• [DO THIS]: Transcribe all of the material exactly. Any picture in it should be left out.

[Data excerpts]
* * * *

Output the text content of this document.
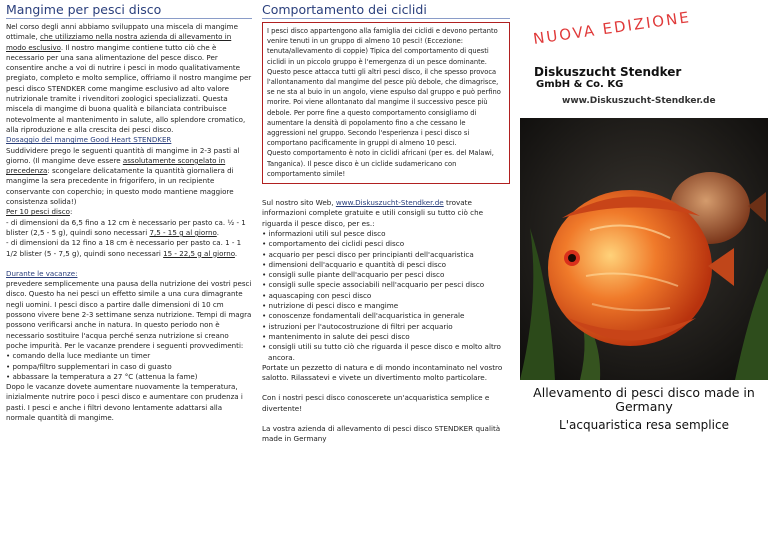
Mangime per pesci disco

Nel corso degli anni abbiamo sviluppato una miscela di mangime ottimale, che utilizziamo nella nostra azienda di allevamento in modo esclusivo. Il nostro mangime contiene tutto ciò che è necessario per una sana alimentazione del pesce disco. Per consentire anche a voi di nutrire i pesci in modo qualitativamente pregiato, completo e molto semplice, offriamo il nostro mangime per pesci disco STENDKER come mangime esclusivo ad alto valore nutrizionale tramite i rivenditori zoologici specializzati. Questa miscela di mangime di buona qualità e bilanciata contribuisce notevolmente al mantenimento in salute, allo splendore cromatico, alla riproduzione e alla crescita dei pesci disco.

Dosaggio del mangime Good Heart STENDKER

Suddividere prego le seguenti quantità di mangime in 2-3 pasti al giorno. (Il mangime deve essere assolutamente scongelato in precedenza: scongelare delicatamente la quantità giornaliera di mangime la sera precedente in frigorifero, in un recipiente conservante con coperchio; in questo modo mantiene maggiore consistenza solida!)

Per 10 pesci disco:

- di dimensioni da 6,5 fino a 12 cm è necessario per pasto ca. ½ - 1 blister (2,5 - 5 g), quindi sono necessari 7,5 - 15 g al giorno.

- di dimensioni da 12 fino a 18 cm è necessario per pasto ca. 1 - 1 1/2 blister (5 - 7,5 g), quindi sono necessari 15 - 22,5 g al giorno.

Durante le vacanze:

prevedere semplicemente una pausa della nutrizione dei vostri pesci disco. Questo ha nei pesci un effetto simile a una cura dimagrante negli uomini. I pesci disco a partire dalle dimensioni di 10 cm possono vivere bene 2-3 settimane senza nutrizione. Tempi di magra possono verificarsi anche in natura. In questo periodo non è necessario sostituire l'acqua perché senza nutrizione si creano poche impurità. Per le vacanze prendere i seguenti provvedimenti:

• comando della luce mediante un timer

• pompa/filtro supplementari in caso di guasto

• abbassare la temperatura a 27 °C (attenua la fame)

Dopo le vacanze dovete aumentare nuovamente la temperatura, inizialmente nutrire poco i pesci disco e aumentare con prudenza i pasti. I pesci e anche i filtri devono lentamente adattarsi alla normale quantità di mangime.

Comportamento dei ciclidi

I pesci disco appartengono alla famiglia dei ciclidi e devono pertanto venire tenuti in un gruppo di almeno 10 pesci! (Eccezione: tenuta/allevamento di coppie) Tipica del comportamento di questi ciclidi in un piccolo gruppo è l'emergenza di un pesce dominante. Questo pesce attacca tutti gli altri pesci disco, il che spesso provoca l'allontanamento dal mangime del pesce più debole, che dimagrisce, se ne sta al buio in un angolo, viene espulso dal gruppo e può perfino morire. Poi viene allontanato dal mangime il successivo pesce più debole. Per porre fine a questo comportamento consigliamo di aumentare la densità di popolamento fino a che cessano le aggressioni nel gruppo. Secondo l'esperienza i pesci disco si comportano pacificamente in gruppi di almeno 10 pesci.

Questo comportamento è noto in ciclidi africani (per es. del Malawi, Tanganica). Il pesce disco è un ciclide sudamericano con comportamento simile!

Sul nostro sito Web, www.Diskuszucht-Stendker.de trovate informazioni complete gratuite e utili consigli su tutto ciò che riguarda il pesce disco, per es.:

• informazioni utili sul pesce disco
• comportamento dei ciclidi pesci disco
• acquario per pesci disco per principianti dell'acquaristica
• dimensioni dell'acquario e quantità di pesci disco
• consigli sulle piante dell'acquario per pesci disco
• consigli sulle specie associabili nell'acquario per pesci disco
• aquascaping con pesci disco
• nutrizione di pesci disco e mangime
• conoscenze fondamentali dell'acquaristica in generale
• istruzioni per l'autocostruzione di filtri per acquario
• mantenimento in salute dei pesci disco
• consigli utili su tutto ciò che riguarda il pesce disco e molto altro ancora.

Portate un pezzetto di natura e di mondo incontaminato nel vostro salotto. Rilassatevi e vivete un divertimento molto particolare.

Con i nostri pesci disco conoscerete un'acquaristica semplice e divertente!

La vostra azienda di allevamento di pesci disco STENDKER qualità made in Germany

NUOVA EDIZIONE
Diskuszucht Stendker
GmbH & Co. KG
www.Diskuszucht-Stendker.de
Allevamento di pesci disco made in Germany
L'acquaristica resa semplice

* * * *

• [WRITTEN REPLY]:
Output the text content of this document.
Mangime per pesci disco

Nel corso degli anni abbiamo sviluppato una miscela di mangime ottimale, che utilizziamo nella nostra azienda di allevamento in modo esclusivo. Il nostro mangime contiene tutto ciò che è necessario per una sana alimentazione del pesce disco. Per consentire anche a voi di nutrire i pesci in modo qualitativamente pregiato, completo e molto semplice, offriamo il nostro mangime per pesci disco STENDKER come mangime esclusivo ad alto valore nutrizionale tramite i rivenditori zoologici specializzati. Questa miscela di mangime di buona qualità e bilanciata contribuisce notevolmente al mantenimento in salute, allo splendore cromatico, alla riproduzione e alla crescita dei pesci disco.

Dosaggio del mangime Good Heart STENDKER

Suddividere prego le seguenti quantità di mangime in 2-3 pasti al giorno. (Il mangime deve essere assolutamente scongelato in precedenza: scongelare delicatamente la quantità giornaliera di mangime la sera precedente in frigorifero, in un recipiente conservante con coperchio; in questo modo mantiene maggiore consistenza solida!)

Per 10 pesci disco:

- di dimensioni da 6,5 fino a 12 cm è necessario per pasto ca. ½ - 1 blister (2,5 - 5 g), quindi sono necessari 7,5 - 15 g al giorno.

- di dimensioni da 12 fino a 18 cm è necessario per pasto ca. 1 - 1 1/2 blister (5 - 7,5 g), quindi sono necessari 15 - 22,5 g al giorno.

Durante le vacanze:

prevedere semplicemente una pausa della nutrizione dei vostri pesci disco. Questo ha nei pesci un effetto simile a una cura dimagrante negli uomini. I pesci disco a partire dalle dimensioni di 10 cm possono vivere bene 2-3 settimane senza nutrizione. Tempi di magra possono verificarsi anche in natura. In questo periodo non è necessario sostituire l'acqua perché senza nutrizione si creano poche impurità. Per le vacanze prendere i seguenti provvedimenti:

• comando della luce mediante un timer

• pompa/filtro supplementari in caso di guasto

• abbassare la temperatura a 27 °C (attenua la fame)

Dopo le vacanze dovete aumentare nuovamente la temperatura, inizialmente nutrire poco i pesci disco e aumentare con prudenza i pasti. I pesci e anche i filtri devono lentamente adattarsi alla normale quantità di mangime.

Comportamento dei ciclidi

I pesci disco appartengono alla famiglia dei ciclidi e devono pertanto venire tenuti in un gruppo di almeno 10 pesci! (Eccezione: tenuta/allevamento di coppie) Tipica del comportamento di questi ciclidi in un piccolo gruppo è l'emergenza di un pesce dominante. Questo pesce attacca tutti gli altri pesci disco, il che spesso provoca l'allontanamento dal mangime del pesce più debole, che dimagrisce, se ne sta al buio in un angolo, viene espulso dal gruppo e può perfino morire. Poi viene allontanato dal mangime il successivo pesce più debole. Per porre fine a questo comportamento consigliamo di aumentare la densità di popolamento fino a che cessano le aggressioni nel gruppo. Secondo l'esperienza i pesci disco si comportano pacificamente in gruppi di almeno 10 pesci.

Questo comportamento è noto in ciclidi africani (per es. del Malawi, Tanganica). Il pesce disco è un ciclide sudamericano con comportamento simile!

Sul nostro sito Web, www.Diskuszucht-Stendker.de trovate informazioni complete gratuite e utili consigli su tutto ciò che riguarda il pesce disco, per es.:

• informazioni utili sul pesce disco
• comportamento dei ciclidi pesci disco
• acquario per pesci disco per principianti dell'acquaristica
• dimensioni dell'acquario e quantità di pesci disco
• consigli sulle piante dell'acquario per pesci disco
• consigli sulle specie associabili nell'acquario per pesci disco
• aquascaping con pesci disco
• nutrizione di pesci disco e mangime
• conoscenze fondamentali dell'acquaristica in generale
• istruzioni per l'autocostruzione di filtri per acquario
• mantenimento in salute dei pesci disco
• consigli utili su tutto ciò che riguarda il pesce disco e molto altro ancora.

Portate un pezzetto di natura e di mondo incontaminato nel vostro salotto. Rilassatevi e vivete un divertimento molto particolare.

Con i nostri pesci disco conoscerete un'acquaristica semplice e divertente!

La vostra azienda di allevamento di pesci disco STENDKER qualità made in Germany

NUOVA EDIZIONE
Diskuszucht Stendker
GmbH & Co. KG
www.Diskuszucht-Stendker.de
Allevamento di pesci disco made in Germany
L'acquaristica resa semplice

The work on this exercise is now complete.